• EXERCISE TASK: Write out the listing below again, precisely as it is given.

• GIVEN RECORDS:
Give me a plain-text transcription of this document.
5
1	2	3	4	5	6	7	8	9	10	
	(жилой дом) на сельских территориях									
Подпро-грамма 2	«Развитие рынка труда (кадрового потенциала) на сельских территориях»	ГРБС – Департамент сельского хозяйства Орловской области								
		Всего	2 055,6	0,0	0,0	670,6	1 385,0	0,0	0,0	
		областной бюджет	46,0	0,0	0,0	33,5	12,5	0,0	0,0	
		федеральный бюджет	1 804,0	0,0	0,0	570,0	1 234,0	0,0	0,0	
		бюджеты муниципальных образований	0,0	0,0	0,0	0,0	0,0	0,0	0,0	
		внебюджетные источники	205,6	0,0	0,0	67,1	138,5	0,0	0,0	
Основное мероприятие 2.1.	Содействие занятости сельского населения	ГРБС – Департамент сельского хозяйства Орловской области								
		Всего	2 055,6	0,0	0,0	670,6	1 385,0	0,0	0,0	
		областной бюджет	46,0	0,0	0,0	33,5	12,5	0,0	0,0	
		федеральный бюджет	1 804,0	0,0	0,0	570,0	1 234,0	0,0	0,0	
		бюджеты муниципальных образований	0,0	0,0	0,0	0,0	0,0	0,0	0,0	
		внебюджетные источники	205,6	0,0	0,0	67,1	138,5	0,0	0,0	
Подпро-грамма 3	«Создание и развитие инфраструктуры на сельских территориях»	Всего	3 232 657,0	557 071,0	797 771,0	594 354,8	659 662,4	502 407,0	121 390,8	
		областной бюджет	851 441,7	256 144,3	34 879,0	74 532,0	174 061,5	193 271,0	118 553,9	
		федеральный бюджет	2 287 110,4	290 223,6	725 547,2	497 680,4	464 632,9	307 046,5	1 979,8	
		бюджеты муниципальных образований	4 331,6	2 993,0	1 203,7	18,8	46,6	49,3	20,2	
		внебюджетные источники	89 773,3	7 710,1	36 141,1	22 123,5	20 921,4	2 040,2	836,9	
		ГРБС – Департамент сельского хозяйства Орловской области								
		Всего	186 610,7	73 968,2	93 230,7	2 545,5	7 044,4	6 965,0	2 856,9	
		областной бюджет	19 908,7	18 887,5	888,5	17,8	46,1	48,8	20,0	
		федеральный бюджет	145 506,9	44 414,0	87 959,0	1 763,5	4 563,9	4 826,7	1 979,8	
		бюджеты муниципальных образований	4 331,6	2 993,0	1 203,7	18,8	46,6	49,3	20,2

• RESULT OF THE EXERCISE:
Give me a plain-text transcription of this document.
5
1	2	3	4	5	6	7	8	9	10	
	(жилой дом) на сельских территориях									
Подпро-грамма 2	«Развитие рынка труда (кадрового потенциала) на сельских территориях»	ГРБС – Департамент сельского хозяйства Орловской области								
		Всего	2 055,6	0,0	0,0	670,6	1 385,0	0,0	0,0	
		областной бюджет	46,0	0,0	0,0	33,5	12,5	0,0	0,0	
		федеральный бюджет	1 804,0	0,0	0,0	570,0	1 234,0	0,0	0,0	
		бюджеты муниципальных образований	0,0	0,0	0,0	0,0	0,0	0,0	0,0	
		внебюджетные источники	205,6	0,0	0,0	67,1	138,5	0,0	0,0	
Основное мероприятие 2.1.	Содействие занятости сельского населения	ГРБС – Департамент сельского хозяйства Орловской области								
		Всего	2 055,6	0,0	0,0	670,6	1 385,0	0,0	0,0	
		областной бюджет	46,0	0,0	0,0	33,5	12,5	0,0	0,0	
		федеральный бюджет	1 804,0	0,0	0,0	570,0	1 234,0	0,0	0,0	
		бюджеты муниципальных образований	0,0	0,0	0,0	0,0	0,0	0,0	0,0	
		внебюджетные источники	205,6	0,0	0,0	67,1	138,5	0,0	0,0	
Подпро-грамма 3	«Создание и развитие инфраструктуры на сельских территориях»	Всего	3 232 657,0	557 071,0	797 771,0	594 354,8	659 662,4	502 407,0	121 390,8	
		областной бюджет	851 441,7	256 144,3	34 879,0	74 532,0	174 061,5	193 271,0	118 553,9	
		федеральный бюджет	2 287 110,4	290 223,6	725 547,2	497 680,4	464 632,9	307 046,5	1 979,8	
		бюджеты муниципальных образований	4 331,6	2 993,0	1 203,7	18,8	46,6	49,3	20,2	
		внебюджетные источники	89 773,3	7 710,1	36 141,1	22 123,5	20 921,4	2 040,2	836,9	
		ГРБС – Департамент сельского хозяйства Орловской области								
		Всего	186 610,7	73 968,2	93 230,7	2 545,5	7 044,4	6 965,0	2 856,9	
		областной бюджет	19 908,7	18 887,5	888,5	17,8	46,1	48,8	20,0	
		федеральный бюджет	145 506,9	44 414,0	87 959,0	1 763,5	4 563,9	4 826,7	1 979,8	
		бюджеты муниципальных образований	4 331,6	2 993,0	1 203,7	18,8	46,6	49,3	20,2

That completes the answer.